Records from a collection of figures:
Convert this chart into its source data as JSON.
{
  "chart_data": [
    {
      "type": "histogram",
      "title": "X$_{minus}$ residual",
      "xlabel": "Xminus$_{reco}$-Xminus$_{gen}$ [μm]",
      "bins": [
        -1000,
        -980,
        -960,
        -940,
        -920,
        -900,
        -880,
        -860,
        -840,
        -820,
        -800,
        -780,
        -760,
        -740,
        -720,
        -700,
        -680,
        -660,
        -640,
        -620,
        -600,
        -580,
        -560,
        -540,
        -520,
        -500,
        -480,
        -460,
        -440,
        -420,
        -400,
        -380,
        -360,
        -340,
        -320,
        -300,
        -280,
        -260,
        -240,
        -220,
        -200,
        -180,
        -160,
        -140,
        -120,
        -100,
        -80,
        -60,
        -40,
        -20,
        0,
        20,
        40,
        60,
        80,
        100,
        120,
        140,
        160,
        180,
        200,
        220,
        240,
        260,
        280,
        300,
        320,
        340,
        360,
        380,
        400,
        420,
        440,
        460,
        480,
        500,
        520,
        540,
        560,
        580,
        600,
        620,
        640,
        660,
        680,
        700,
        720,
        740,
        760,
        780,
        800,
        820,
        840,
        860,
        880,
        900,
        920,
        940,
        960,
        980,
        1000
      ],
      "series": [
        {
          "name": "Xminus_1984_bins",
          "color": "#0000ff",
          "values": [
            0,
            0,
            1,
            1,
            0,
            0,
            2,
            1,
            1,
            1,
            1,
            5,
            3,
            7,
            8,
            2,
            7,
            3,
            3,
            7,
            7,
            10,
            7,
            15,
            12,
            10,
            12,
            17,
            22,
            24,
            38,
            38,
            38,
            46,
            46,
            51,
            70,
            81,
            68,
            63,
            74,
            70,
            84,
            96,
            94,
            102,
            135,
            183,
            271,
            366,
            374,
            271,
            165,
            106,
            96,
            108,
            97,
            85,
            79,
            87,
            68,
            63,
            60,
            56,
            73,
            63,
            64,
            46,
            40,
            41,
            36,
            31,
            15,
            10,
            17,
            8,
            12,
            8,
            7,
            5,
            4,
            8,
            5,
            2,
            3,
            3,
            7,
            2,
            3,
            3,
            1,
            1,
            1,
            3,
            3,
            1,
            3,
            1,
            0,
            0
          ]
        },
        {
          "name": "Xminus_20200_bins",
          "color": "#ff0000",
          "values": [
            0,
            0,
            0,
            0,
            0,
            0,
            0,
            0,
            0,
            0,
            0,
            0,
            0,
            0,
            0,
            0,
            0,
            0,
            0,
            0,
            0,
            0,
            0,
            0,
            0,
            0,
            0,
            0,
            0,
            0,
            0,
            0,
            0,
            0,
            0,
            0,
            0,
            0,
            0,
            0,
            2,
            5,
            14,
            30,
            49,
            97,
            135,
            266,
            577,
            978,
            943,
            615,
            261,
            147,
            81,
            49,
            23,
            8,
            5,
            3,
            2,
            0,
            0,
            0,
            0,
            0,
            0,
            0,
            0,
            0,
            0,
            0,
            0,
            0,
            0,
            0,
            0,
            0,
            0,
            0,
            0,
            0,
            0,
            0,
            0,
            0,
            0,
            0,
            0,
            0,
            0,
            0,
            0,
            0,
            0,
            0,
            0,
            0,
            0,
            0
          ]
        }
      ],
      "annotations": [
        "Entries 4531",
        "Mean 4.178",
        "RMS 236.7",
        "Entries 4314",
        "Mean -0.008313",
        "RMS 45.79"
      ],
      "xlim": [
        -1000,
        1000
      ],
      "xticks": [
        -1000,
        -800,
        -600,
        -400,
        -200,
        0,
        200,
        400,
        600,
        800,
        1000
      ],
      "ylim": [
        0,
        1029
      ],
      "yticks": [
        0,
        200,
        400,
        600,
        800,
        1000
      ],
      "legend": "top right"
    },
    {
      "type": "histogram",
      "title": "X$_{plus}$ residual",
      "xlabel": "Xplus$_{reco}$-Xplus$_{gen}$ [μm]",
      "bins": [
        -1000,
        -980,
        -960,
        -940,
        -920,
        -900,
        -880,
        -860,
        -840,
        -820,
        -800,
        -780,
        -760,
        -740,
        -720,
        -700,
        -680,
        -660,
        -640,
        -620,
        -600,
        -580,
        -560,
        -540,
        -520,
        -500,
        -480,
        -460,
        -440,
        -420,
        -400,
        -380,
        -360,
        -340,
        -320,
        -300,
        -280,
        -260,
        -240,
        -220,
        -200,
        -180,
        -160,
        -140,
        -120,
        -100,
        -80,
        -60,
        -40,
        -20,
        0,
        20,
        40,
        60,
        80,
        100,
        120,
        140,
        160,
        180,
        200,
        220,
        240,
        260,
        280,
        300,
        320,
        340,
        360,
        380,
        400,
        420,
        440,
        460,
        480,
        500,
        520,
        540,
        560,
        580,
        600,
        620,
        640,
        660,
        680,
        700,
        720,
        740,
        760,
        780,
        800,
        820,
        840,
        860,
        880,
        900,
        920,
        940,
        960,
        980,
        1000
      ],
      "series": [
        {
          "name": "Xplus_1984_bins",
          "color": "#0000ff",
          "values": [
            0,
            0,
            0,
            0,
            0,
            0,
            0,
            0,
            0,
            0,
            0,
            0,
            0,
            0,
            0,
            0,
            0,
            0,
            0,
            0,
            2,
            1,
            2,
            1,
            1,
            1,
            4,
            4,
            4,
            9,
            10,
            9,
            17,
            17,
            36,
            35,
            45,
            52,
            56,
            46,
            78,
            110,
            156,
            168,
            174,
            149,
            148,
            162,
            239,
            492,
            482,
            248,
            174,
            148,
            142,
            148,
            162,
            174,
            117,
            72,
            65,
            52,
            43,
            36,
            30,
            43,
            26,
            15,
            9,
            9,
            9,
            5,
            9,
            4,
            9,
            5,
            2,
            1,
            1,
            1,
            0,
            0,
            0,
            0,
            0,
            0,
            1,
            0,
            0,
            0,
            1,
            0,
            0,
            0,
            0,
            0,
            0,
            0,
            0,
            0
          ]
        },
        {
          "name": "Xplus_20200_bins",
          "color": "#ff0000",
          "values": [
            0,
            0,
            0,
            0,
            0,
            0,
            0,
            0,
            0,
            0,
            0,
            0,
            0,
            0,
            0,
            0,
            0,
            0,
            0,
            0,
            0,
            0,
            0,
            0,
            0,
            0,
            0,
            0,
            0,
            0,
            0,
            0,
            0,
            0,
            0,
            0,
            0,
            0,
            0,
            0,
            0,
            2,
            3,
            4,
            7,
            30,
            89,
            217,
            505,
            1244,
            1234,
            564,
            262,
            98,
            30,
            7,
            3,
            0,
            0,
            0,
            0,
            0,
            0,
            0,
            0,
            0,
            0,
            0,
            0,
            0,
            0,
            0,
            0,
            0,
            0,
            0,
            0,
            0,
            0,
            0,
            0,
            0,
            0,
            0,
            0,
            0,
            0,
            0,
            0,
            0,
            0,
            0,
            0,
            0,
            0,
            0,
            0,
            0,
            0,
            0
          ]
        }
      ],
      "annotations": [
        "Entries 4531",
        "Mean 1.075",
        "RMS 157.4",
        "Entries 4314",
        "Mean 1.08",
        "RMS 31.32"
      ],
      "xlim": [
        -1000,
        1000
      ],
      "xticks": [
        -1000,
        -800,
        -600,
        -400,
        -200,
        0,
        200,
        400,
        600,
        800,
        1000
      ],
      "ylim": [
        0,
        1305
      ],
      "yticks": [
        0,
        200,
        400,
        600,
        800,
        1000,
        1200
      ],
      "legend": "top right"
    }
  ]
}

Exercise brief: Each line of the listing should be copied exactly.

Written response:
Convert this chart into its source data as JSON.
{
  "chart_data": [
    {
      "type": "histogram",
      "title": "X$_{minus}$ residual",
      "xlabel": "Xminus$_{reco}$-Xminus$_{gen}$ [μm]",
      "bins": [
        -1000,
        -980,
        -960,
        -940,
        -920,
        -900,
        -880,
        -860,
        -840,
        -820,
        -800,
        -780,
        -760,
        -740,
        -720,
        -700,
        -680,
        -660,
        -640,
        -620,
        -600,
        -580,
        -560,
        -540,
        -520,
        -500,
        -480,
        -460,
        -440,
        -420,
        -400,
        -380,
        -360,
        -340,
        -320,
        -300,
        -280,
        -260,
        -240,
        -220,
        -200,
        -180,
        -160,
        -140,
        -120,
        -100,
        -80,
        -60,
        -40,
        -20,
        0,
        20,
        40,
        60,
        80,
        100,
        120,
        140,
        160,
        180,
        200,
        220,
        240,
        260,
        280,
        300,
        320,
        340,
        360,
        380,
        400,
        420,
        440,
        460,
        480,
        500,
        520,
        540,
        560,
        580,
        600,
        620,
        640,
        660,
        680,
        700,
        720,
        740,
        760,
        780,
        800,
        820,
        840,
        860,
        880,
        900,
        920,
        940,
        960,
        980,
        1000
      ],
      "series": [
        {
          "name": "Xminus_1984_bins",
          "color": "#0000ff",
          "values": [
            0,
            0,
            1,
            1,
            0,
            0,
            2,
            1,
            1,
            1,
            1,
            5,
            3,
            7,
            8,
            2,
            7,
            3,
            3,
            7,
            7,
            10,
            7,
            15,
            12,
            10,
            12,
            17,
            22,
            24,
            38,
            38,
            38,
            46,
            46,
            51,
            70,
            81,
            68,
            63,
            74,
            70,
            84,
            96,
            94,
            102,
            135,
            183,
            271,
            366,
            374,
            271,
            165,
            106,
            96,
            108,
            97,
            85,
            79,
            87,
            68,
            63,
            60,
            56,
            73,
            63,
            64,
            46,
            40,
            41,
            36,
            31,
            15,
            10,
            17,
            8,
            12,
            8,
            7,
            5,
            4,
            8,
            5,
            2,
            3,
            3,
            7,
            2,
            3,
            3,
            1,
            1,
            1,
            3,
            3,
            1,
            3,
            1,
            0,
            0
          ]
        },
        {
          "name": "Xminus_20200_bins",
          "color": "#ff0000",
          "values": [
            0,
            0,
            0,
            0,
            0,
            0,
            0,
            0,
            0,
            0,
            0,
            0,
            0,
            0,
            0,
            0,
            0,
            0,
            0,
            0,
            0,
            0,
            0,
            0,
            0,
            0,
            0,
            0,
            0,
            0,
            0,
            0,
            0,
            0,
            0,
            0,
            0,
            0,
            0,
            0,
            2,
            5,
            14,
            30,
            49,
            97,
            135,
            266,
            577,
            978,
            943,
            615,
            261,
            147,
            81,
            49,
            23,
            8,
            5,
            3,
            2,
            0,
            0,
            0,
            0,
            0,
            0,
            0,
            0,
            0,
            0,
            0,
            0,
            0,
            0,
            0,
            0,
            0,
            0,
            0,
            0,
            0,
            0,
            0,
            0,
            0,
            0,
            0,
            0,
            0,
            0,
            0,
            0,
            0,
            0,
            0,
            0,
            0,
            0,
            0
          ]
        }
      ],
      "annotations": [
        "Entries 4531",
        "Mean 4.178",
        "RMS 236.7",
        "Entries 4314",
        "Mean -0.008313",
        "RMS 45.79"
      ],
      "xlim": [
        -1000,
        1000
      ],
      "xticks": [
        -1000,
        -800,
        -600,
        -400,
        -200,
        0,
        200,
        400,
        600,
        800,
        1000
      ],
      "ylim": [
        0,
        1029
      ],
      "yticks": [
        0,
        200,
        400,
        600,
        800,
        1000
      ],
      "legend": "top right"
    },
    {
      "type": "histogram",
      "title": "X$_{plus}$ residual",
      "xlabel": "Xplus$_{reco}$-Xplus$_{gen}$ [μm]",
      "bins": [
        -1000,
        -980,
        -960,
        -940,
        -920,
        -900,
        -880,
        -860,
        -840,
        -820,
        -800,
        -780,
        -760,
        -740,
        -720,
        -700,
        -680,
        -660,
        -640,
        -620,
        -600,
        -580,
        -560,
        -540,
        -520,
        -500,
        -480,
        -460,
        -440,
        -420,
        -400,
        -380,
        -360,
        -340,
        -320,
        -300,
        -280,
        -260,
        -240,
        -220,
        -200,
        -180,
        -160,
        -140,
        -120,
        -100,
        -80,
        -60,
        -40,
        -20,
        0,
        20,
        40,
        60,
        80,
        100,
        120,
        140,
        160,
        180,
        200,
        220,
        240,
        260,
        280,
        300,
        320,
        340,
        360,
        380,
        400,
        420,
        440,
        460,
        480,
        500,
        520,
        540,
        560,
        580,
        600,
        620,
        640,
        660,
        680,
        700,
        720,
        740,
        760,
        780,
        800,
        820,
        840,
        860,
        880,
        900,
        920,
        940,
        960,
        980,
        1000
      ],
      "series": [
        {
          "name": "Xplus_1984_bins",
          "color": "#0000ff",
          "values": [
            0,
            0,
            0,
            0,
            0,
            0,
            0,
            0,
            0,
            0,
            0,
            0,
            0,
            0,
            0,
            0,
            0,
            0,
            0,
            0,
            2,
            1,
            2,
            1,
            1,
            1,
            4,
            4,
            4,
            9,
            10,
            9,
            17,
            17,
            36,
            35,
            45,
            52,
            56,
            46,
            78,
            110,
            156,
            168,
            174,
            149,
            148,
            162,
            239,
            492,
            482,
            248,
            174,
            148,
            142,
            148,
            162,
            174,
            117,
            72,
            65,
            52,
            43,
            36,
            30,
            43,
            26,
            15,
            9,
            9,
            9,
            5,
            9,
            4,
            9,
            5,
            2,
            1,
            1,
            1,
            0,
            0,
            0,
            0,
            0,
            0,
            1,
            0,
            0,
            0,
            1,
            0,
            0,
            0,
            0,
            0,
            0,
            0,
            0,
            0
          ]
        },
        {
          "name": "Xplus_20200_bins",
          "color": "#ff0000",
          "values": [
            0,
            0,
            0,
            0,
            0,
            0,
            0,
            0,
            0,
            0,
            0,
            0,
            0,
            0,
            0,
            0,
            0,
            0,
            0,
            0,
            0,
            0,
            0,
            0,
            0,
            0,
            0,
            0,
            0,
            0,
            0,
            0,
            0,
            0,
            0,
            0,
            0,
            0,
            0,
            0,
            0,
            2,
            3,
            4,
            7,
            30,
            89,
            217,
            505,
            1244,
            1234,
            564,
            262,
            98,
            30,
            7,
            3,
            0,
            0,
            0,
            0,
            0,
            0,
            0,
            0,
            0,
            0,
            0,
            0,
            0,
            0,
            0,
            0,
            0,
            0,
            0,
            0,
            0,
            0,
            0,
            0,
            0,
            0,
            0,
            0,
            0,
            0,
            0,
            0,
            0,
            0,
            0,
            0,
            0,
            0,
            0,
            0,
            0,
            0,
            0
          ]
        }
      ],
      "annotations": [
        "Entries 4531",
        "Mean 1.075",
        "RMS 157.4",
        "Entries 4314",
        "Mean 1.08",
        "RMS 31.32"
      ],
      "xlim": [
        -1000,
        1000
      ],
      "xticks": [
        -1000,
        -800,
        -600,
        -400,
        -200,
        0,
        200,
        400,
        600,
        800,
        1000
      ],
      "ylim": [
        0,
        1305
      ],
      "yticks": [
        0,
        200,
        400,
        600,
        800,
        1000,
        1200
      ],
      "legend": "top right"
    }
  ]
}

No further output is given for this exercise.